▶ TO BE DONE
Reproduce this listing in full.

▶ RECORDS FOR PROCESSING
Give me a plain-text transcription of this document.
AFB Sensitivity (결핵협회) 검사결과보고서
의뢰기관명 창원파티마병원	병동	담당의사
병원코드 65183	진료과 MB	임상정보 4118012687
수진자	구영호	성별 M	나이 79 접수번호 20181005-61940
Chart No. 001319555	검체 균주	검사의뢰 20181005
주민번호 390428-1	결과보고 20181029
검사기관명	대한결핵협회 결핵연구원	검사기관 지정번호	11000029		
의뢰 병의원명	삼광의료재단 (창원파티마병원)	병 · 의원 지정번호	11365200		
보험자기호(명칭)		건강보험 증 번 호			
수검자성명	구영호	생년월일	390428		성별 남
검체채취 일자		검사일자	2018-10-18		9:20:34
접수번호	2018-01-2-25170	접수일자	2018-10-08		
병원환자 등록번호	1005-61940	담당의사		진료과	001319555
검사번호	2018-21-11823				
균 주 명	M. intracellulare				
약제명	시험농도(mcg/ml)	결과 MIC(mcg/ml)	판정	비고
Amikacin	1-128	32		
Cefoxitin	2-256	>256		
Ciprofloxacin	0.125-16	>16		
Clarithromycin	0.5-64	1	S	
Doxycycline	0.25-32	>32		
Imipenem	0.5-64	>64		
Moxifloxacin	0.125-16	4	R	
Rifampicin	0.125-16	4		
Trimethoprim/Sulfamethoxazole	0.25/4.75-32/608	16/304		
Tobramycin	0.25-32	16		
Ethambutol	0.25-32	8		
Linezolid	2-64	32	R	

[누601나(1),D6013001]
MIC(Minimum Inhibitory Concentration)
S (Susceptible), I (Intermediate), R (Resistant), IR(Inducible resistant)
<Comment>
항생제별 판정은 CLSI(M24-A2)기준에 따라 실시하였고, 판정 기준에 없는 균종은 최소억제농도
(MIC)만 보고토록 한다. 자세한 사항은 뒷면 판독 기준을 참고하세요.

▶ COMPLETED TASK
Give me a plain-text transcription of this document.
AFB Sensitivity (결핵협회) 검사결과보고서
의뢰기관명 창원파티마병원	병동	담당의사
병원코드 65183	진료과 MB	임상정보 4118012687
수진자	구영호	성별 M	나이 79 접수번호 20181005-61940
Chart No. 001319555	검체 균주	검사의뢰 20181005
주민번호 390428-1	결과보고 20181029
검사기관명	대한결핵협회 결핵연구원	검사기관 지정번호	11000029		
의뢰 병의원명	삼광의료재단 (창원파티마병원)	병 · 의원 지정번호	11365200		
보험자기호(명칭)		건강보험 증 번 호			
수검자성명	구영호	생년월일	390428		성별 남
검체채취 일자		검사일자	2018-10-18		9:20:34
접수번호	2018-01-2-25170	접수일자	2018-10-08		
병원환자 등록번호	1005-61940	담당의사		진료과	001319555
검사번호	2018-21-11823				
균 주 명	M. intracellulare				
약제명	시험농도(mcg/ml)	결과 MIC(mcg/ml)	판정	비고
Amikacin	1-128	32		
Cefoxitin	2-256	>256		
Ciprofloxacin	0.125-16	>16		
Clarithromycin	0.5-64	1	S	
Doxycycline	0.25-32	>32		
Imipenem	0.5-64	>64		
Moxifloxacin	0.125-16	4	R	
Rifampicin	0.125-16	4		
Trimethoprim/Sulfamethoxazole	0.25/4.75-32/608	16/304		
Tobramycin	0.25-32	16		
Ethambutol	0.25-32	8		
Linezolid	2-64	32	R	

[누601나(1),D6013001]
MIC(Minimum Inhibitory Concentration)
S (Susceptible), I (Intermediate), R (Resistant), IR(Inducible resistant)
<Comment>
항생제별 판정은 CLSI(M24-A2)기준에 따라 실시하였고, 판정 기준에 없는 균종은 최소억제농도
(MIC)만 보고토록 한다. 자세한 사항은 뒷면 판독 기준을 참고하세요.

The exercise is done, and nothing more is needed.